[Collection entries]
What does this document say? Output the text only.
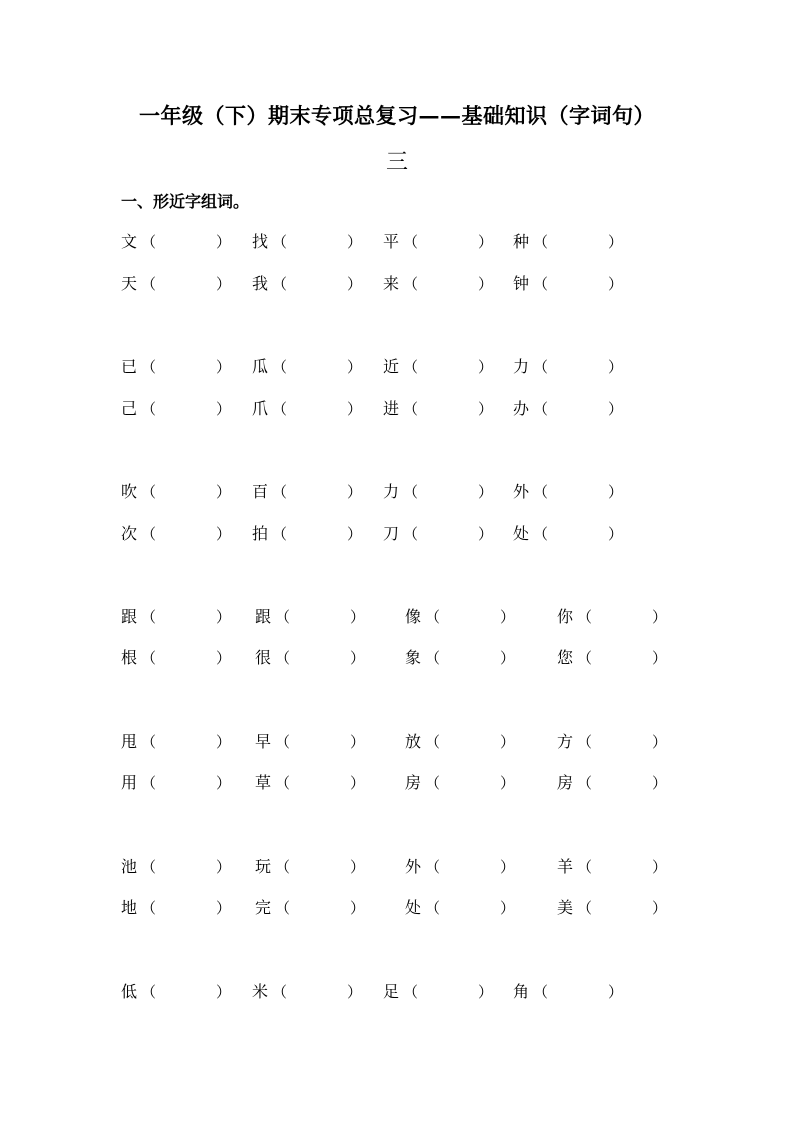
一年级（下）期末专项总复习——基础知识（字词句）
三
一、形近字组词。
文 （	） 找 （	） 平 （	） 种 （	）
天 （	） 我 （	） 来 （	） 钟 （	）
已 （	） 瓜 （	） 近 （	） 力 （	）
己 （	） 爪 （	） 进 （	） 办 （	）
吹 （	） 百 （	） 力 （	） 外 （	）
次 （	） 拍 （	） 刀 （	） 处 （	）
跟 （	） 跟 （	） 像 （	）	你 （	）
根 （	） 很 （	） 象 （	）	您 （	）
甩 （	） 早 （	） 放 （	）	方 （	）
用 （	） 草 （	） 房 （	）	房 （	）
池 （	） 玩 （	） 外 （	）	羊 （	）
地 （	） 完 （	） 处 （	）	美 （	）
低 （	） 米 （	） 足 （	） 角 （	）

Short problem: Leave out the pictures and repeat everything else in the records exactly.

Exercise response:
What does this document say? Output the text only.
一年级（下）期末专项总复习——基础知识（字词句）
三
一、形近字组词。
文 （	） 找 （	） 平 （	） 种 （	）
天 （	） 我 （	） 来 （	） 钟 （	）
已 （	） 瓜 （	） 近 （	） 力 （	）
己 （	） 爪 （	） 进 （	） 办 （	）
吹 （	） 百 （	） 力 （	） 外 （	）
次 （	） 拍 （	） 刀 （	） 处 （	）
跟 （	） 跟 （	） 像 （	）	你 （	）
根 （	） 很 （	） 象 （	）	您 （	）
甩 （	） 早 （	） 放 （	）	方 （	）
用 （	） 草 （	） 房 （	）	房 （	）
池 （	） 玩 （	） 外 （	）	羊 （	）
地 （	） 完 （	） 处 （	）	美 （	）
低 （	） 米 （	） 足 （	） 角 （	）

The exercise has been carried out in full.